BEGIN Data lines

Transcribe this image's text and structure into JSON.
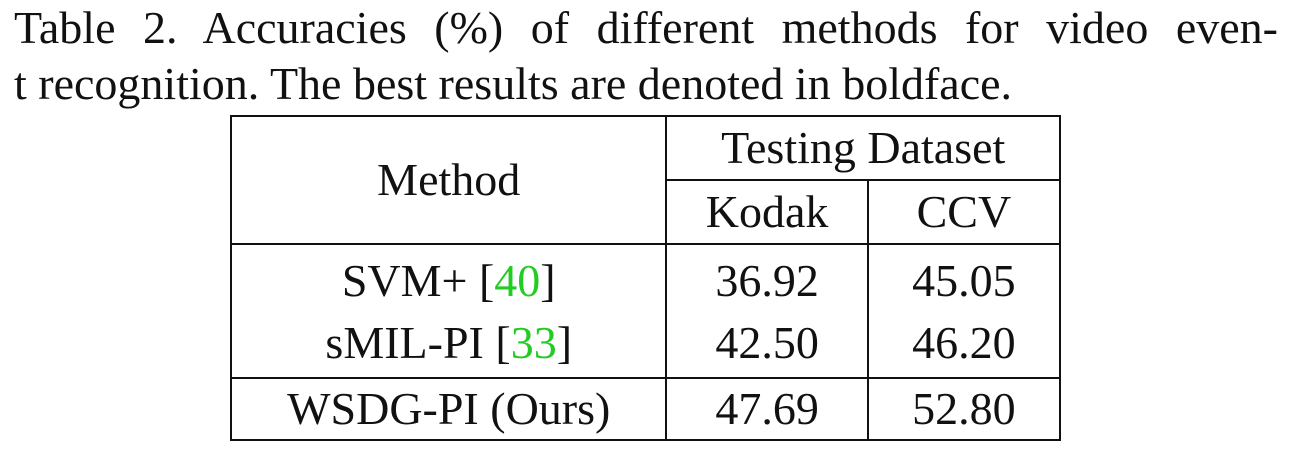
{
  "caption": {
    "line1": "Table 2. Accuracies (%) of different methods for video even-",
    "line2": "t recognition. The best results are denoted in boldface."
  },
  "table": {
    "method_header": "Method",
    "group_header": "Testing Dataset",
    "columns": [
      "Kodak",
      "CCV"
    ],
    "rows": [
      {
        "method": "SVM+ [",
        "cite": "40",
        "method_end": "]",
        "kodak": "36.92",
        "ccv": "45.05"
      },
      {
        "method": "sMIL-PI [",
        "cite": "33",
        "method_end": "]",
        "kodak": "42.50",
        "ccv": "46.20"
      },
      {
        "method": "WSDG-PI (Ours)",
        "cite": "",
        "method_end": "",
        "kodak": "47.69",
        "ccv": "52.80"
      }
    ],
    "best_row_index": 2
  },
  "colors": {
    "citation": "#22cc22",
    "text": "#111111"
  }
}
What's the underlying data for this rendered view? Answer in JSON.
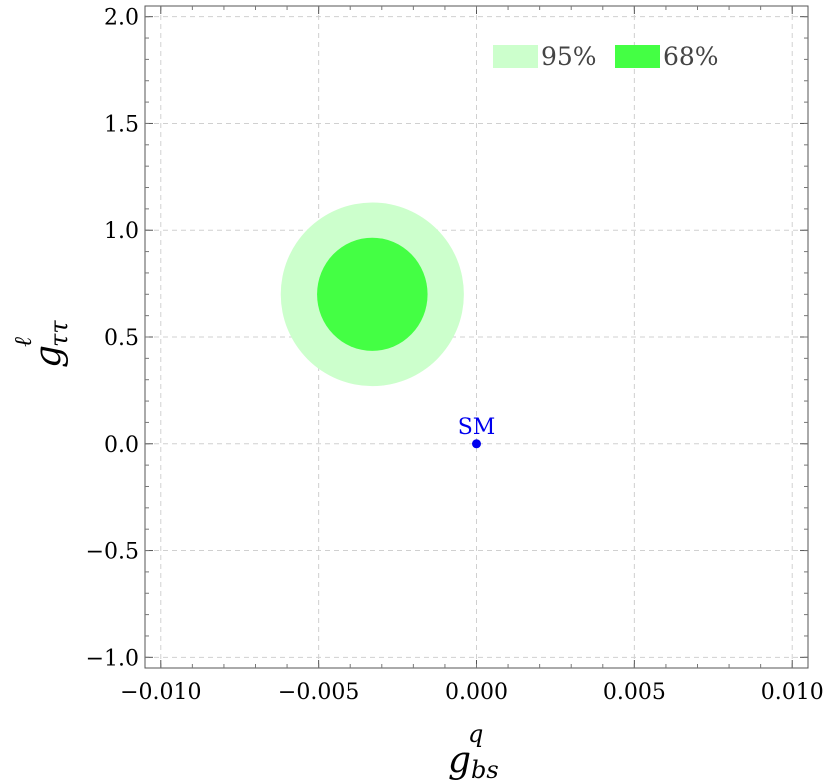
{
  "chart_data": {
    "type": "contour",
    "xlabel": {
      "base": "g",
      "sup": "q",
      "sub": "bs"
    },
    "ylabel": {
      "base": "g",
      "sup": "ℓ",
      "sub": "ττ"
    },
    "xlim": [
      -0.0105,
      0.0105
    ],
    "ylim": [
      -1.05,
      2.05
    ],
    "x_ticks": [
      -0.01,
      -0.005,
      0.0,
      0.005,
      0.01
    ],
    "x_tick_labels": [
      "−0.010",
      "−0.005",
      "0.000",
      "0.005",
      "0.010"
    ],
    "y_ticks": [
      -1.0,
      -0.5,
      0.0,
      0.5,
      1.0,
      1.5,
      2.0
    ],
    "y_tick_labels": [
      "−1.0",
      "−0.5",
      "0.0",
      "0.5",
      "1.0",
      "1.5",
      "2.0"
    ],
    "grid": true,
    "legend_position": "top-right",
    "series": [
      {
        "name": "95%",
        "color": "#ccffcc",
        "center": [
          -0.0033,
          0.7
        ],
        "half_width_x": 0.0029,
        "half_height_y": 0.43
      },
      {
        "name": "68%",
        "color": "#44ff44",
        "center": [
          -0.0033,
          0.7
        ],
        "half_width_x": 0.00175,
        "half_height_y": 0.265
      }
    ],
    "points": [
      {
        "label": "SM",
        "x": 0.0,
        "y": 0.0,
        "color": "#0000ee"
      }
    ]
  }
}
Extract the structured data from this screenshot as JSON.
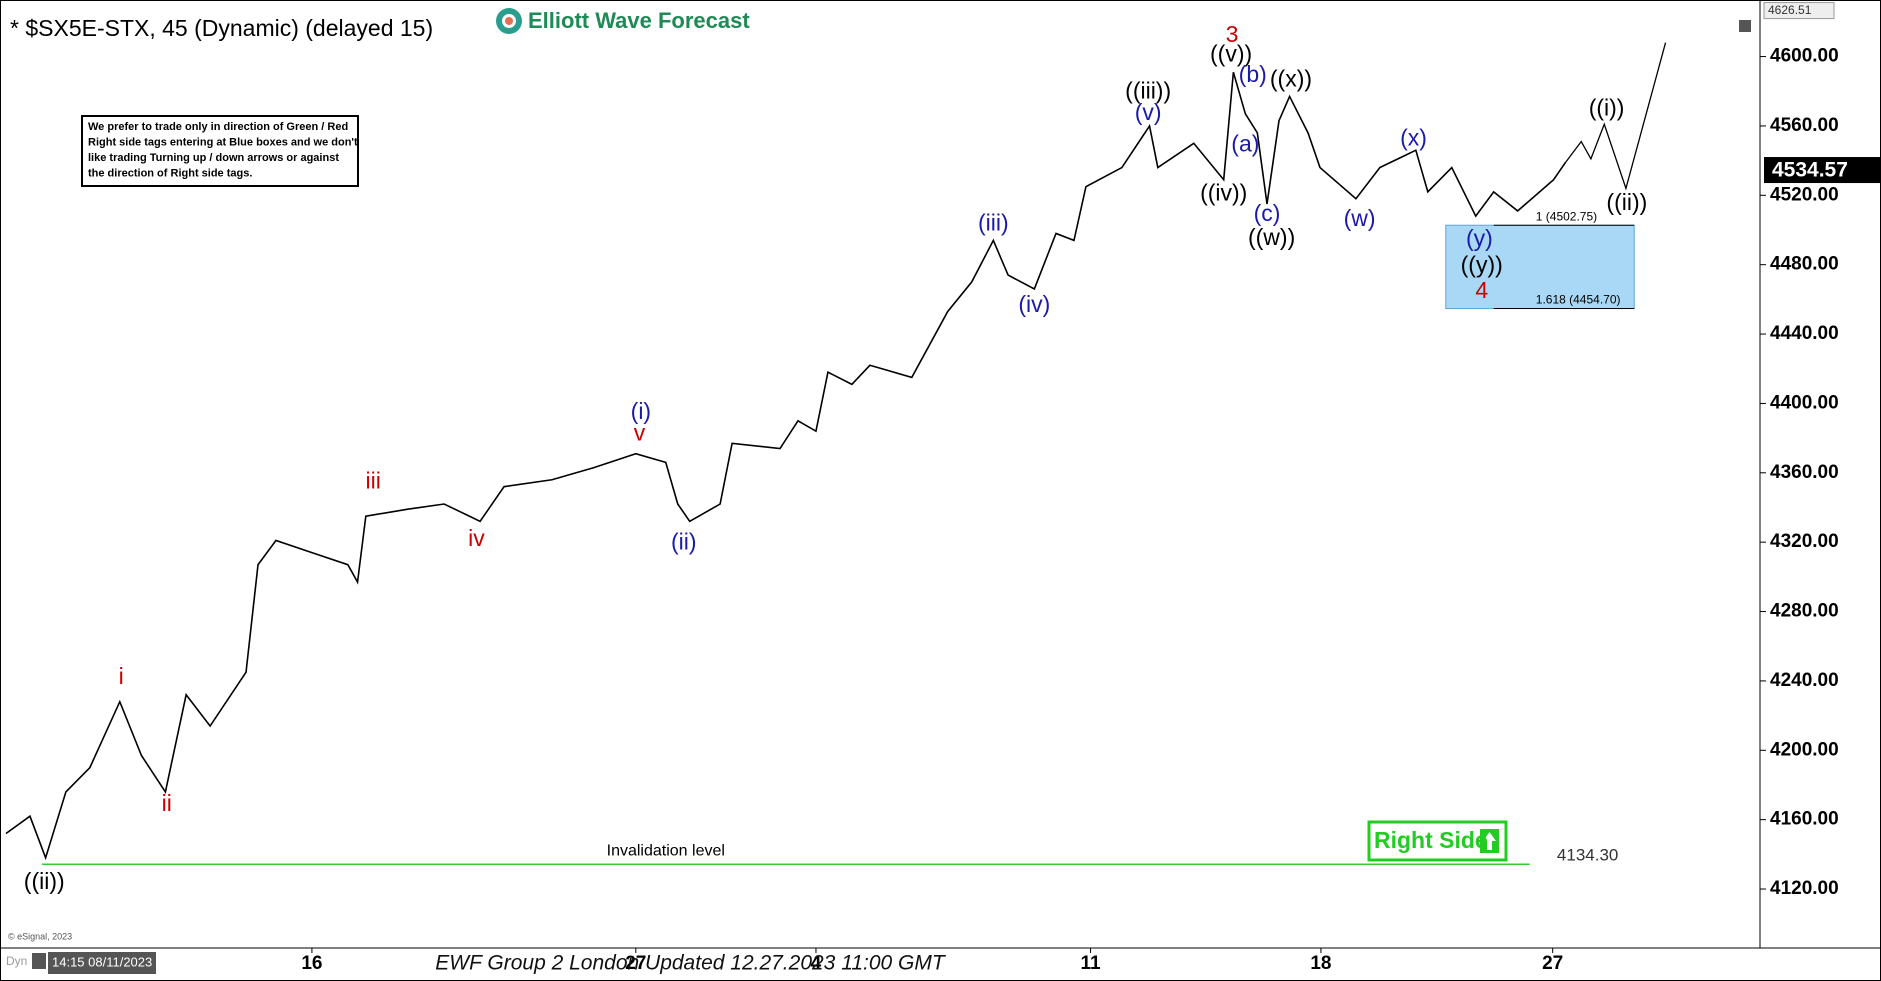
{
  "chart_data": {
    "type": "line",
    "title": "* $SX5E-STX, 45 (Dynamic) (delayed 15)",
    "logo": "Elliott Wave Forecast",
    "note": [
      "We prefer to trade only in direction of Green / Red",
      "Right side tags entering at Blue boxes and we don't",
      "like trading Turning up / down arrows or against",
      "the direction of Right side tags."
    ],
    "xlim": [
      0,
      38.2
    ],
    "ylim": [
      4086,
      4628
    ],
    "yticks": [
      {
        "value": 4120,
        "label": "4120.00"
      },
      {
        "value": 4160,
        "label": "4160.00"
      },
      {
        "value": 4200,
        "label": "4200.00"
      },
      {
        "value": 4240,
        "label": "4240.00"
      },
      {
        "value": 4280,
        "label": "4280.00"
      },
      {
        "value": 4320,
        "label": "4320.00"
      },
      {
        "value": 4360,
        "label": "4360.00"
      },
      {
        "value": 4400,
        "label": "4400.00"
      },
      {
        "value": 4440,
        "label": "4440.00"
      },
      {
        "value": 4480,
        "label": "4480.00"
      },
      {
        "value": 4520,
        "label": "4520.00"
      },
      {
        "value": 4560,
        "label": "4560.00"
      },
      {
        "value": 4600,
        "label": "4600.00"
      }
    ],
    "xticks": [
      {
        "value": 6.77,
        "label": "16"
      },
      {
        "value": 13.8,
        "label": "27"
      },
      {
        "value": 17.71,
        "label": "4"
      },
      {
        "value": 23.67,
        "label": "11"
      },
      {
        "value": 28.67,
        "label": "18"
      },
      {
        "value": 33.7,
        "label": "27"
      }
    ],
    "series": [
      {
        "name": "price",
        "color": "#000000",
        "x": [
          0.13,
          0.65,
          0.99,
          1.43,
          1.95,
          2.6,
          3.07,
          3.59,
          4.04,
          4.56,
          5.34,
          5.6,
          5.99,
          6.77,
          7.55,
          7.76,
          7.94,
          8.85,
          9.64,
          10.42,
          10.94,
          11.98,
          12.89,
          13.8,
          14.45,
          14.71,
          14.97,
          15.63,
          15.89,
          16.93,
          17.32,
          17.71,
          17.97,
          18.49,
          18.88,
          19.79,
          20.57,
          21.09,
          21.56,
          21.88,
          22.45,
          22.92,
          23.31,
          23.57,
          24.35,
          24.95,
          25.13,
          25.91,
          26.56,
          26.77,
          27.03,
          27.29,
          27.5,
          27.76,
          27.99,
          28.39,
          28.65,
          29.43,
          29.95,
          30.73,
          30.99,
          31.51,
          32.03,
          32.42,
          32.94,
          33.72,
          33.98
        ],
        "values": [
          4152,
          4162,
          4138,
          4176,
          4190,
          4228,
          4197,
          4176,
          4232,
          4214,
          4245,
          4307,
          4321,
          4314,
          4307,
          4297,
          4335,
          4339,
          4342,
          4332,
          4352,
          4356,
          4363,
          4371,
          4366,
          4342,
          4332,
          4342,
          4377,
          4374,
          4390,
          4384,
          4418,
          4411,
          4422,
          4415,
          4453,
          4470,
          4494,
          4474,
          4466,
          4498,
          4494,
          4525,
          4536,
          4560,
          4536,
          4550,
          4529,
          4591,
          4567,
          4556,
          4515,
          4563,
          4577,
          4556,
          4536,
          4518,
          4536,
          4546,
          4522,
          4536,
          4508,
          4522,
          4511,
          4529,
          4539
        ]
      },
      {
        "name": "projection",
        "color": "#000000",
        "x": [
          33.98,
          34.32,
          34.53,
          34.82,
          35.29,
          36.15
        ],
        "values": [
          4539,
          4551,
          4541,
          4561,
          4524,
          4608
        ]
      }
    ],
    "last_price": {
      "value": 4534.57,
      "label": "4534.57"
    },
    "top_price": {
      "value": 4626.51,
      "label": "4626.51"
    },
    "invalidation": {
      "label": "Invalidation level",
      "value": 4134.3,
      "value_label": "4134.30",
      "color": "#33cc33",
      "x_range": [
        0.91,
        33.2
      ]
    },
    "blue_box": {
      "x_range": [
        31.38,
        35.47
      ],
      "color": "#a8d8f5",
      "levels": [
        {
          "value": 4502.75,
          "label": "1 (4502.75)"
        },
        {
          "value": 4454.7,
          "label": "1.618 (4454.70)"
        }
      ]
    },
    "annotations": [
      {
        "text": "((ii))",
        "x": 0.96,
        "y": 4123.4,
        "color": "#000000"
      },
      {
        "text": "i",
        "x": 2.63,
        "y": 4241.7,
        "color": "#cc0000"
      },
      {
        "text": "ii",
        "x": 3.62,
        "y": 4168.4,
        "color": "#cc0000"
      },
      {
        "text": "iii",
        "x": 8.1,
        "y": 4354.4,
        "color": "#cc0000"
      },
      {
        "text": "iv",
        "x": 10.34,
        "y": 4321.2,
        "color": "#cc0000"
      },
      {
        "text": "v",
        "x": 13.88,
        "y": 4382.1,
        "color": "#cc0000"
      },
      {
        "text": "(i)",
        "x": 13.91,
        "y": 4394.6,
        "color": "#1a1aa8"
      },
      {
        "text": "(ii)",
        "x": 14.84,
        "y": 4319.2,
        "color": "#1a1aa8"
      },
      {
        "text": "(iii)",
        "x": 21.56,
        "y": 4503.2,
        "color": "#1a1aa8"
      },
      {
        "text": "(iv)",
        "x": 22.45,
        "y": 4456.1,
        "color": "#1a1aa8"
      },
      {
        "text": "((iii))",
        "x": 24.92,
        "y": 4579.2,
        "color": "#000000"
      },
      {
        "text": "(v)",
        "x": 24.92,
        "y": 4566.8,
        "color": "#1a1aa8"
      },
      {
        "text": "3",
        "x": 26.74,
        "y": 4611.8,
        "color": "#cc0000"
      },
      {
        "text": "((v))",
        "x": 26.72,
        "y": 4600.7,
        "color": "#000000"
      },
      {
        "text": "(b)",
        "x": 27.19,
        "y": 4588.9,
        "color": "#1a1aa8"
      },
      {
        "text": "((x))",
        "x": 28.02,
        "y": 4586.2,
        "color": "#000000"
      },
      {
        "text": "(a)",
        "x": 27.03,
        "y": 4548.8,
        "color": "#1a1aa8"
      },
      {
        "text": "((iv))",
        "x": 26.56,
        "y": 4520.5,
        "color": "#000000"
      },
      {
        "text": "(c)",
        "x": 27.5,
        "y": 4508.7,
        "color": "#1a1aa8"
      },
      {
        "text": "((w))",
        "x": 27.6,
        "y": 4494.9,
        "color": "#000000"
      },
      {
        "text": "(w)",
        "x": 29.51,
        "y": 4505.9,
        "color": "#1a1aa8"
      },
      {
        "text": "(x)",
        "x": 30.68,
        "y": 4552.3,
        "color": "#1a1aa8"
      },
      {
        "text": "(y)",
        "x": 32.11,
        "y": 4494.2,
        "color": "#1a1aa8"
      },
      {
        "text": "((y))",
        "x": 32.16,
        "y": 4479.0,
        "color": "#000000"
      },
      {
        "text": "4",
        "x": 32.16,
        "y": 4464.4,
        "color": "#cc0000"
      },
      {
        "text": "((i))",
        "x": 34.87,
        "y": 4569.6,
        "color": "#000000"
      },
      {
        "text": "((ii))",
        "x": 35.31,
        "y": 4514.9,
        "color": "#000000"
      }
    ],
    "right_side": "Right Side",
    "footer": "EWF Group 2 London Updated 12.27.2023 11:00 GMT",
    "copyright": "© eSignal, 2023",
    "time_label": "14:15 08/11/2023",
    "mode_label": "Dyn"
  }
}
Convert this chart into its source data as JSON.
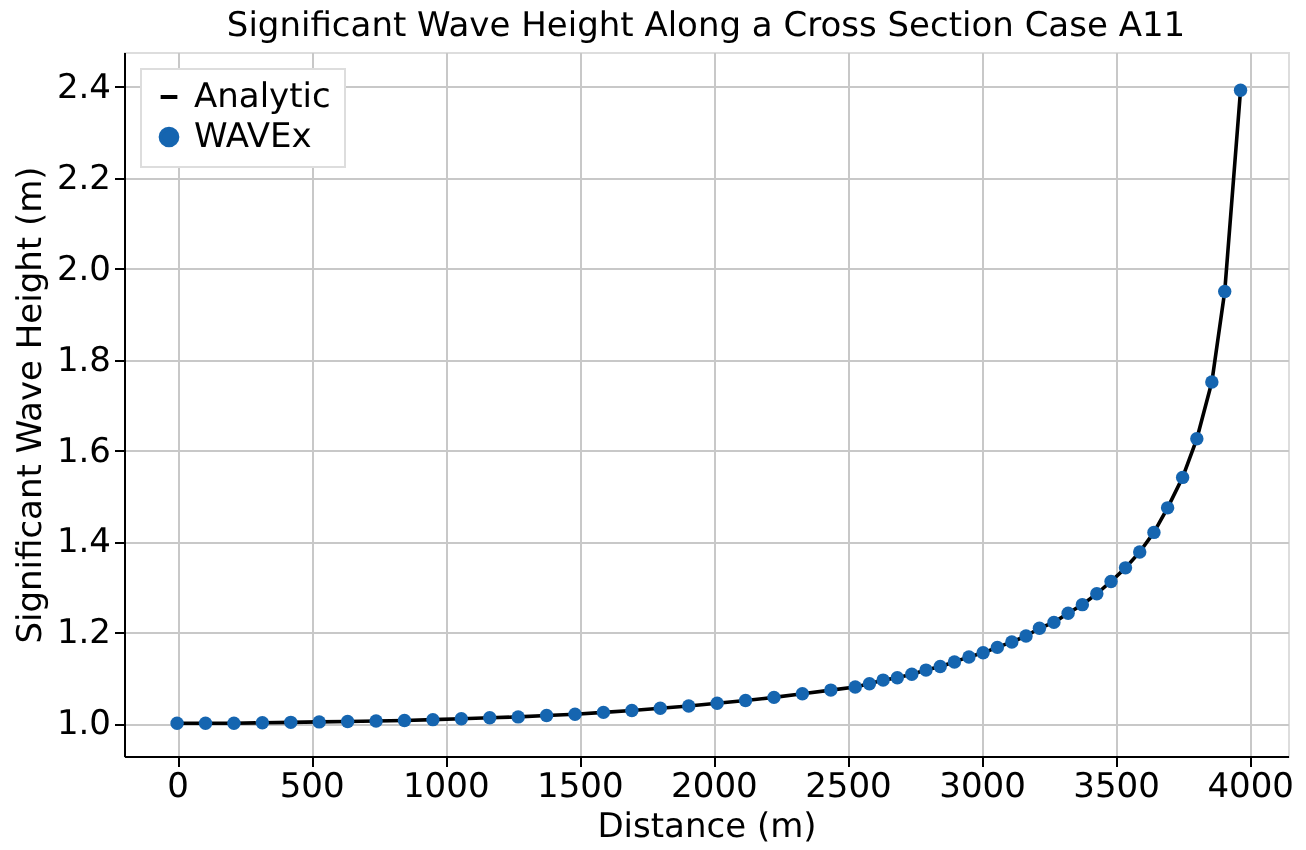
{
  "chart_data": {
    "type": "line",
    "title": "Significant Wave Height Along a Cross Section Case A11",
    "xlabel": "Distance (m)",
    "ylabel": "Significant Wave Height (m)",
    "x": [
      0,
      106,
      212,
      318,
      424,
      530,
      636,
      742,
      848,
      954,
      1060,
      1166,
      1272,
      1378,
      1484,
      1590,
      1696,
      1802,
      1908,
      2014,
      2120,
      2226,
      2332,
      2438,
      2529,
      2582,
      2633,
      2686,
      2740,
      2793,
      2846,
      2899,
      2953,
      3006,
      3059,
      3113,
      3166,
      3216,
      3270,
      3323,
      3376,
      3430,
      3483,
      3537,
      3590,
      3643,
      3694,
      3750,
      3803,
      3859,
      3907,
      3966
    ],
    "series": [
      {
        "name": "Analytic",
        "color": "#000000",
        "marker": "none",
        "line_style": "solid",
        "values": [
          1.0,
          1.0,
          1.0,
          1.001,
          1.002,
          1.003,
          1.004,
          1.005,
          1.006,
          1.008,
          1.01,
          1.012,
          1.014,
          1.017,
          1.02,
          1.024,
          1.028,
          1.033,
          1.038,
          1.044,
          1.05,
          1.057,
          1.065,
          1.073,
          1.08,
          1.087,
          1.095,
          1.1,
          1.108,
          1.117,
          1.125,
          1.135,
          1.146,
          1.155,
          1.167,
          1.179,
          1.192,
          1.209,
          1.222,
          1.242,
          1.261,
          1.285,
          1.312,
          1.342,
          1.377,
          1.42,
          1.474,
          1.541,
          1.626,
          1.751,
          1.95,
          2.393
        ]
      },
      {
        "name": "WAVEx",
        "type": "scatter",
        "color": "#1565b0",
        "marker": "circle",
        "values": [
          1.0,
          1.0,
          1.0,
          1.001,
          1.002,
          1.003,
          1.004,
          1.005,
          1.006,
          1.008,
          1.01,
          1.012,
          1.014,
          1.017,
          1.02,
          1.024,
          1.028,
          1.033,
          1.038,
          1.044,
          1.05,
          1.057,
          1.065,
          1.073,
          1.08,
          1.087,
          1.095,
          1.1,
          1.108,
          1.117,
          1.125,
          1.135,
          1.146,
          1.155,
          1.167,
          1.179,
          1.192,
          1.209,
          1.222,
          1.242,
          1.261,
          1.285,
          1.312,
          1.342,
          1.377,
          1.42,
          1.474,
          1.541,
          1.626,
          1.751,
          1.95,
          2.393
        ]
      }
    ],
    "xlim": [
      -198,
      4143
    ],
    "ylim": [
      0.928,
      2.477
    ],
    "xticks": [
      0,
      500,
      1000,
      1500,
      2000,
      2500,
      3000,
      3500,
      4000
    ],
    "yticks": [
      {
        "value": 1.0,
        "label": "1.0"
      },
      {
        "value": 1.2,
        "label": "1.2"
      },
      {
        "value": 1.4,
        "label": "1.4"
      },
      {
        "value": 1.6,
        "label": "1.6"
      },
      {
        "value": 1.8,
        "label": "1.8"
      },
      {
        "value": 2.0,
        "label": "2.0"
      },
      {
        "value": 2.2,
        "label": "2.2"
      },
      {
        "value": 2.4,
        "label": "2.4"
      }
    ],
    "grid": true,
    "legend": "top left"
  }
}
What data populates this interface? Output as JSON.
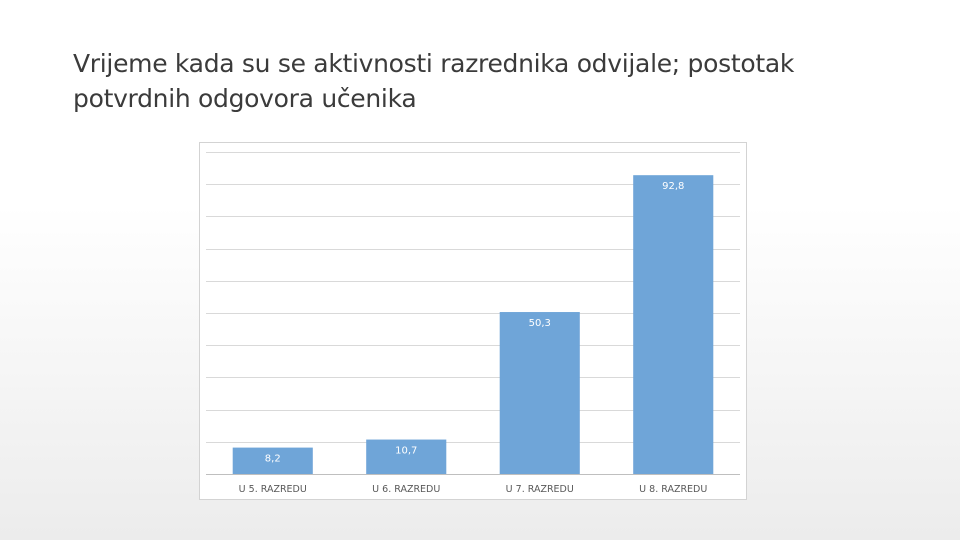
{
  "slide": {
    "title": "Vrijeme kada su se aktivnosti razrednika odvijale; postotak potvrdnih odgovora učenika"
  },
  "colors": {
    "bar": "#6fa5d8",
    "gridline": "#d9d9d9",
    "axis": "#bfbfbf",
    "bar_label": "#ffffff",
    "tick_label": "#595959"
  },
  "chart_data": {
    "type": "bar",
    "categories": [
      "U 5. RAZREDU",
      "U 6. RAZREDU",
      "U 7. RAZREDU",
      "U 8. RAZREDU"
    ],
    "values": [
      8.2,
      10.7,
      50.3,
      92.8
    ],
    "data_labels": [
      "8,2",
      "10,7",
      "50,3",
      "92,8"
    ],
    "ylim": [
      0,
      100
    ],
    "grid": true,
    "legend": "none"
  }
}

END Data lines

Set task =
Determine the number of lines containing "this". Write only that number.

Right answer =
5